** Start Records to use **

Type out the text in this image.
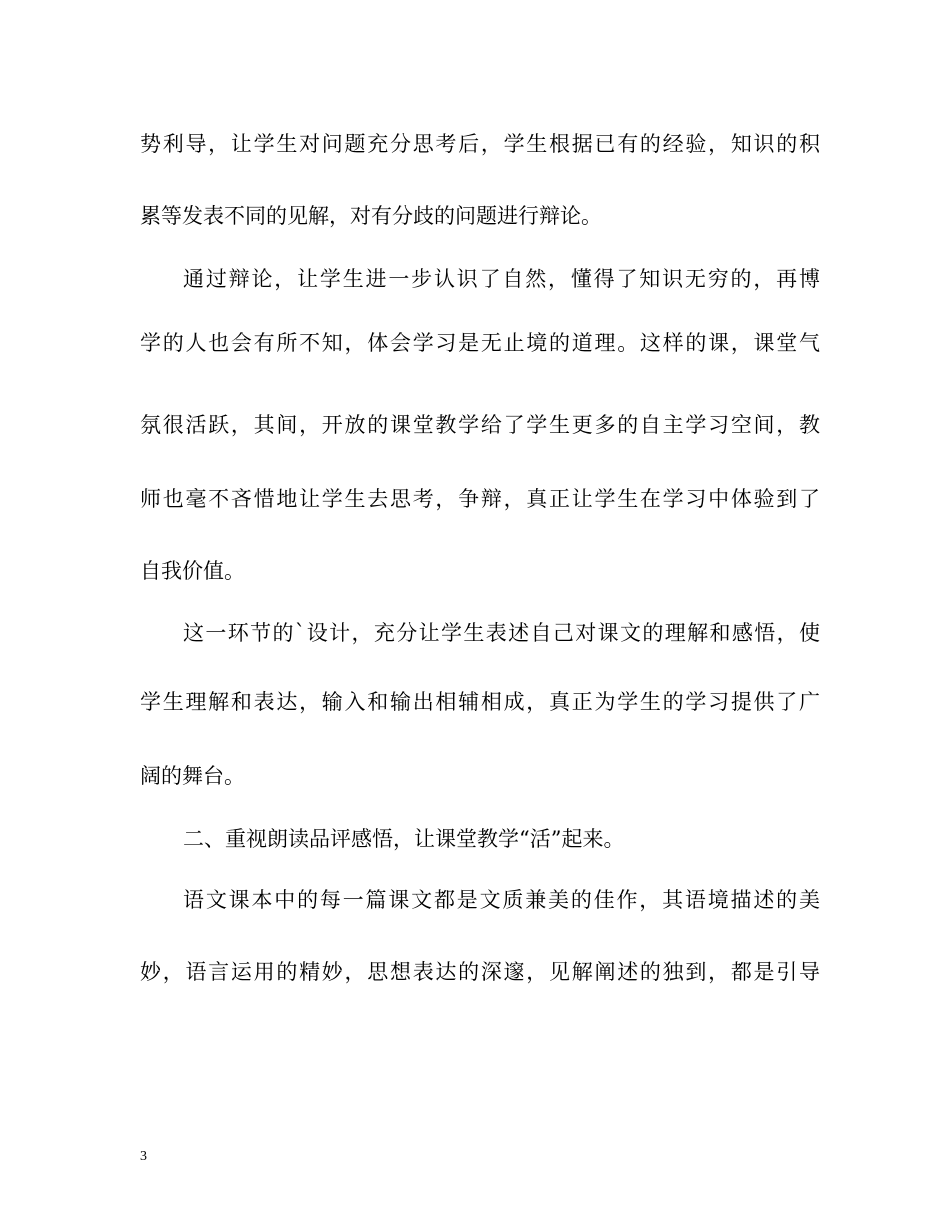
势利导，让学生对问题充分思考后，学生根据已有的经验，知识的积
累等发表不同的见解，对有分歧的问题进行辩论。
通过辩论，让学生进一步认识了自然，懂得了知识无穷的，再博
学的人也会有所不知，体会学习是无止境的道理。这样的课，课堂气
氛很活跃，其间，开放的课堂教学给了学生更多的自主学习空间，教
师也毫不吝惜地让学生去思考，争辩，真正让学生在学习中体验到了
自我价值。
这一环节的`设计，充分让学生表述自己对课文的理解和感悟，使
学生理解和表达，输入和输出相辅相成，真正为学生的学习提供了广
阔的舞台。
二、重视朗读品评感悟，让课堂教学“活”起来。
语文课本中的每一篇课文都是文质兼美的佳作，其语境描述的美
妙，语言运用的精妙，思想表达的深邃，见解阐述的独到，都是引导
3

** End Records to use **

Required work: Omit every picture, then reproduce the rest of the listing exactly.

Written solution:
Type out the text in this image.
势利导，让学生对问题充分思考后，学生根据已有的经验，知识的积
累等发表不同的见解，对有分歧的问题进行辩论。
通过辩论，让学生进一步认识了自然，懂得了知识无穷的，再博
学的人也会有所不知，体会学习是无止境的道理。这样的课，课堂气
氛很活跃，其间，开放的课堂教学给了学生更多的自主学习空间，教
师也毫不吝惜地让学生去思考，争辩，真正让学生在学习中体验到了
自我价值。
这一环节的`设计，充分让学生表述自己对课文的理解和感悟，使
学生理解和表达，输入和输出相辅相成，真正为学生的学习提供了广
阔的舞台。
二、重视朗读品评感悟，让课堂教学“活”起来。
语文课本中的每一篇课文都是文质兼美的佳作，其语境描述的美
妙，语言运用的精妙，思想表达的深邃，见解阐述的独到，都是引导
3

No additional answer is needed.